Directions for this task:
Skip any picture you find and retype all the remaining lines exactly.

Extracted data entries:
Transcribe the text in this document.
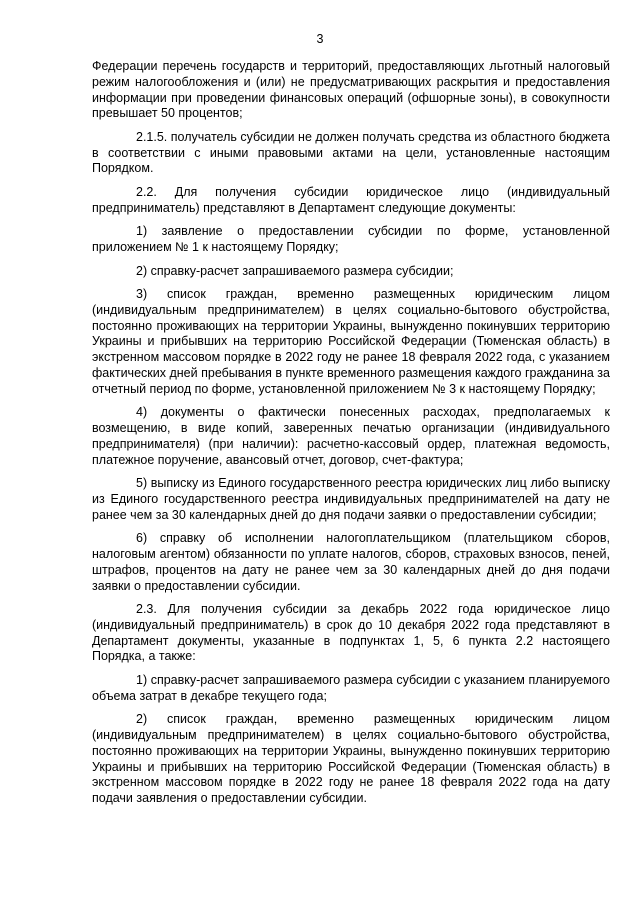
3

Федерации перечень государств и территорий, предоставляющих льготный налоговый режим налогообложения и (или) не предусматривающих раскрытия и предоставления информации при проведении финансовых операций (офшорные зоны), в совокупности превышает 50 процентов;

2.1.5. получатель субсидии не должен получать средства из областного бюджета в соответствии с иными правовыми актами на цели, установленные настоящим Порядком.

2.2. Для получения субсидии юридическое лицо (индивидуальный предприниматель) представляют в Департамент следующие документы:

1) заявление о предоставлении субсидии по форме, установленной приложением № 1 к настоящему Порядку;

2) справку-расчет запрашиваемого размера субсидии;

3) список граждан, временно размещенных юридическим лицом (индивидуальным предпринимателем) в целях социально-бытового обустройства, постоянно проживающих на территории Украины, вынужденно покинувших территорию Украины и прибывших на территорию Российской Федерации (Тюменская область) в экстренном массовом порядке в 2022 году не ранее 18 февраля 2022 года, с указанием фактических дней пребывания в пункте временного размещения каждого гражданина за отчетный период по форме, установленной приложением № 3 к настоящему Порядку;

4) документы о фактически понесенных расходах, предполагаемых к возмещению, в виде копий, заверенных печатью организации (индивидуального предпринимателя) (при наличии): расчетно-кассовый ордер, платежная ведомость, платежное поручение, авансовый отчет, договор, счет-фактура;

5) выписку из Единого государственного реестра юридических лиц либо выписку из Единого государственного реестра индивидуальных предпринимателей на дату не ранее чем за 30 календарных дней до дня подачи заявки о предоставлении субсидии;

6) справку об исполнении налогоплательщиком (плательщиком сборов, налоговым агентом) обязанности по уплате налогов, сборов, страховых взносов, пеней, штрафов, процентов на дату не ранее чем за 30 календарных дней до дня подачи заявки о предоставлении субсидии.

2.3. Для получения субсидии за декабрь 2022 года юридическое лицо (индивидуальный предприниматель) в срок до 10 декабря 2022 года представляют в Департамент документы, указанные в подпунктах 1, 5, 6 пункта 2.2 настоящего Порядка, а также:

1) справку-расчет запрашиваемого размера субсидии с указанием планируемого объема затрат в декабре текущего года;

2) список граждан, временно размещенных юридическим лицом (индивидуальным предпринимателем) в целях социально-бытового обустройства, постоянно проживающих на территории Украины, вынужденно покинувших территорию Украины и прибывших на территорию Российской Федерации (Тюменская область) в экстренном массовом порядке в 2022 году не ранее 18 февраля 2022 года на дату подачи заявления о предоставлении субсидии.
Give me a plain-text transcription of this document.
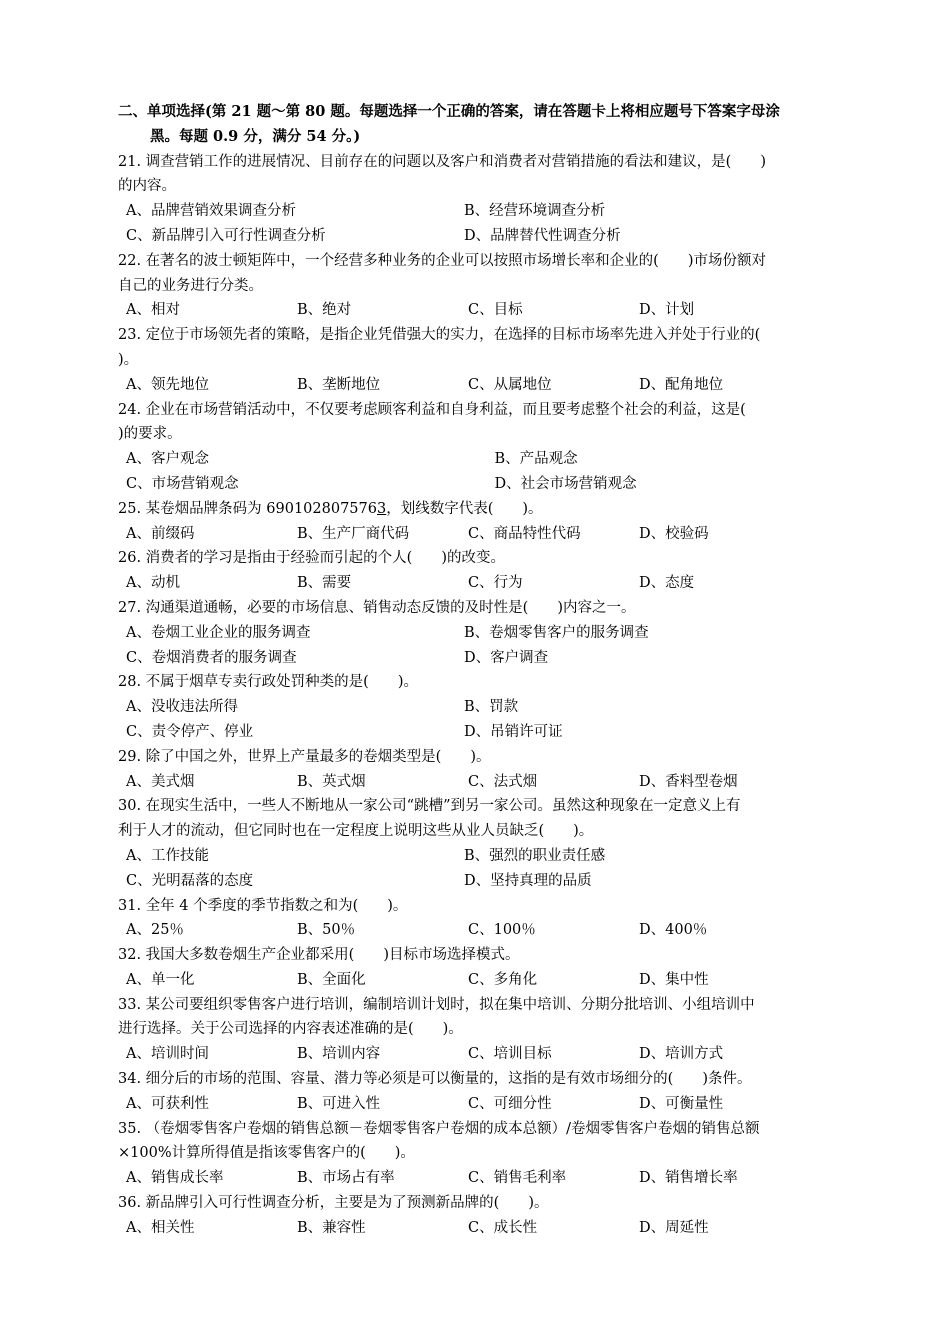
二、单项选择(第 21 题～第 80 题。每题选择一个正确的答案，请在答题卡上将相应题号下答案字母涂
黑。每题 0.9 分，满分 54 分。)
21. 调查营销工作的进展情况、目前存在的问题以及客户和消费者对营销措施的看法和建议，是(　　)
的内容。
A、品牌营销效果调查分析	B、经营环境调查分析
C、新品牌引入可行性调查分析	D、品牌替代性调查分析
22. 在著名的波士顿矩阵中，一个经营多种业务的企业可以按照市场增长率和企业的(　　)市场份额对
自己的业务进行分类。
A、相对	B、绝对	C、目标	D、计划
23. 定位于市场领先者的策略，是指企业凭借强大的实力，在选择的目标市场率先进入并处于行业的(
)。
A、领先地位	B、垄断地位	C、从属地位	D、配角地位
24. 企业在市场营销活动中，不仅要考虑顾客利益和自身利益，而且要考虑整个社会的利益，这是(
)的要求。
A、客户观念	B、产品观念
C、市场营销观念	D、社会市场营销观念
25. 某卷烟品牌条码为 6901028075763，划线数字代表(　　)。
A、前缀码	B、生产厂商代码	C、商品特性代码	D、校验码
26. 消费者的学习是指由于经验而引起的个人(　　)的改变。
A、动机	B、需要	C、行为	D、态度
27. 沟通渠道通畅，必要的市场信息、销售动态反馈的及时性是(　　)内容之一。
A、卷烟工业企业的服务调查	B、卷烟零售客户的服务调查
C、卷烟消费者的服务调查	D、客户调查
28. 不属于烟草专卖行政处罚种类的是(　　)。
A、没收违法所得	B、罚款
C、责令停产、停业	D、吊销许可证
29. 除了中国之外，世界上产量最多的卷烟类型是(　　)。
A、美式烟	B、英式烟	C、法式烟	D、香料型卷烟
30. 在现实生活中，一些人不断地从一家公司“跳槽”到另一家公司。虽然这种现象在一定意义上有
利于人才的流动，但它同时也在一定程度上说明这些从业人员缺乏(　　)。
A、工作技能	B、强烈的职业责任感
C、光明磊落的态度	D、坚持真理的品质
31. 全年 4 个季度的季节指数之和为(　　)。
A、25％	B、50％	C、100％	D、400％
32. 我国大多数卷烟生产企业都采用(　　)目标市场选择模式。
A、单一化	B、全面化	C、多角化	D、集中性
33. 某公司要组织零售客户进行培训，编制培训计划时，拟在集中培训、分期分批培训、小组培训中
进行选择。关于公司选择的内容表述准确的是(　　)。
A、培训时间	B、培训内容	C、培训目标	D、培训方式
34. 细分后的市场的范围、容量、潜力等必须是可以衡量的，这指的是有效市场细分的(　　)条件。
A、可获利性	B、可进入性	C、可细分性	D、可衡量性
35. （卷烟零售客户卷烟的销售总额－卷烟零售客户卷烟的成本总额）/卷烟零售客户卷烟的销售总额
×100%计算所得值是指该零售客户的(　　)。
A、销售成长率	B、市场占有率	C、销售毛利率	D、销售增长率
36. 新品牌引入可行性调查分析，主要是为了预测新品牌的(　　)。
A、相关性	B、兼容性	C、成长性	D、周延性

Exercise result:
Transcribe the text in this document.
3

Федерации перечень государств и территорий, предоставляющих льготный налоговый режим налогообложения и (или) не предусматривающих раскрытия и предоставления информации при проведении финансовых операций (офшорные зоны), в совокупности превышает 50 процентов;

2.1.5. получатель субсидии не должен получать средства из областного бюджета в соответствии с иными правовыми актами на цели, установленные настоящим Порядком.

2.2. Для получения субсидии юридическое лицо (индивидуальный предприниматель) представляют в Департамент следующие документы:

1) заявление о предоставлении субсидии по форме, установленной приложением № 1 к настоящему Порядку;

2) справку-расчет запрашиваемого размера субсидии;

3) список граждан, временно размещенных юридическим лицом (индивидуальным предпринимателем) в целях социально-бытового обустройства, постоянно проживающих на территории Украины, вынужденно покинувших территорию Украины и прибывших на территорию Российской Федерации (Тюменская область) в экстренном массовом порядке в 2022 году не ранее 18 февраля 2022 года, с указанием фактических дней пребывания в пункте временного размещения каждого гражданина за отчетный период по форме, установленной приложением № 3 к настоящему Порядку;

4) документы о фактически понесенных расходах, предполагаемых к возмещению, в виде копий, заверенных печатью организации (индивидуального предпринимателя) (при наличии): расчетно-кассовый ордер, платежная ведомость, платежное поручение, авансовый отчет, договор, счет-фактура;

5) выписку из Единого государственного реестра юридических лиц либо выписку из Единого государственного реестра индивидуальных предпринимателей на дату не ранее чем за 30 календарных дней до дня подачи заявки о предоставлении субсидии;

6) справку об исполнении налогоплательщиком (плательщиком сборов, налоговым агентом) обязанности по уплате налогов, сборов, страховых взносов, пеней, штрафов, процентов на дату не ранее чем за 30 календарных дней до дня подачи заявки о предоставлении субсидии.

2.3. Для получения субсидии за декабрь 2022 года юридическое лицо (индивидуальный предприниматель) в срок до 10 декабря 2022 года представляют в Департамент документы, указанные в подпунктах 1, 5, 6 пункта 2.2 настоящего Порядка, а также:

1) справку-расчет запрашиваемого размера субсидии с указанием планируемого объема затрат в декабре текущего года;

2) список граждан, временно размещенных юридическим лицом (индивидуальным предпринимателем) в целях социально-бытового обустройства, постоянно проживающих на территории Украины, вынужденно покинувших территорию Украины и прибывших на территорию Российской Федерации (Тюменская область) в экстренном массовом порядке в 2022 году не ранее 18 февраля 2022 года на дату подачи заявления о предоставлении субсидии.
Give me a plain-text transcription of this document.
二、单项选择(第 21 题～第 80 题。每题选择一个正确的答案，请在答题卡上将相应题号下答案字母涂
黑。每题 0.9 分，满分 54 分。)
21. 调查营销工作的进展情况、目前存在的问题以及客户和消费者对营销措施的看法和建议，是(　　)
的内容。
A、品牌营销效果调查分析	B、经营环境调查分析
C、新品牌引入可行性调查分析	D、品牌替代性调查分析
22. 在著名的波士顿矩阵中，一个经营多种业务的企业可以按照市场增长率和企业的(　　)市场份额对
自己的业务进行分类。
A、相对	B、绝对	C、目标	D、计划
23. 定位于市场领先者的策略，是指企业凭借强大的实力，在选择的目标市场率先进入并处于行业的(
)。
A、领先地位	B、垄断地位	C、从属地位	D、配角地位
24. 企业在市场营销活动中，不仅要考虑顾客利益和自身利益，而且要考虑整个社会的利益，这是(
)的要求。
A、客户观念	B、产品观念
C、市场营销观念	D、社会市场营销观念
25. 某卷烟品牌条码为 6901028075763，划线数字代表(　　)。
A、前缀码	B、生产厂商代码	C、商品特性代码	D、校验码
26. 消费者的学习是指由于经验而引起的个人(　　)的改变。
A、动机	B、需要	C、行为	D、态度
27. 沟通渠道通畅，必要的市场信息、销售动态反馈的及时性是(　　)内容之一。
A、卷烟工业企业的服务调查	B、卷烟零售客户的服务调查
C、卷烟消费者的服务调查	D、客户调查
28. 不属于烟草专卖行政处罚种类的是(　　)。
A、没收违法所得	B、罚款
C、责令停产、停业	D、吊销许可证
29. 除了中国之外，世界上产量最多的卷烟类型是(　　)。
A、美式烟	B、英式烟	C、法式烟	D、香料型卷烟
30. 在现实生活中，一些人不断地从一家公司“跳槽”到另一家公司。虽然这种现象在一定意义上有
利于人才的流动，但它同时也在一定程度上说明这些从业人员缺乏(　　)。
A、工作技能	B、强烈的职业责任感
C、光明磊落的态度	D、坚持真理的品质
31. 全年 4 个季度的季节指数之和为(　　)。
A、25％	B、50％	C、100％	D、400％
32. 我国大多数卷烟生产企业都采用(　　)目标市场选择模式。
A、单一化	B、全面化	C、多角化	D、集中性
33. 某公司要组织零售客户进行培训，编制培训计划时，拟在集中培训、分期分批培训、小组培训中
进行选择。关于公司选择的内容表述准确的是(　　)。
A、培训时间	B、培训内容	C、培训目标	D、培训方式
34. 细分后的市场的范围、容量、潜力等必须是可以衡量的，这指的是有效市场细分的(　　)条件。
A、可获利性	B、可进入性	C、可细分性	D、可衡量性
35. （卷烟零售客户卷烟的销售总额－卷烟零售客户卷烟的成本总额）/卷烟零售客户卷烟的销售总额
×100%计算所得值是指该零售客户的(　　)。
A、销售成长率	B、市场占有率	C、销售毛利率	D、销售增长率
36. 新品牌引入可行性调查分析，主要是为了预测新品牌的(　　)。
A、相关性	B、兼容性	C、成长性	D、周延性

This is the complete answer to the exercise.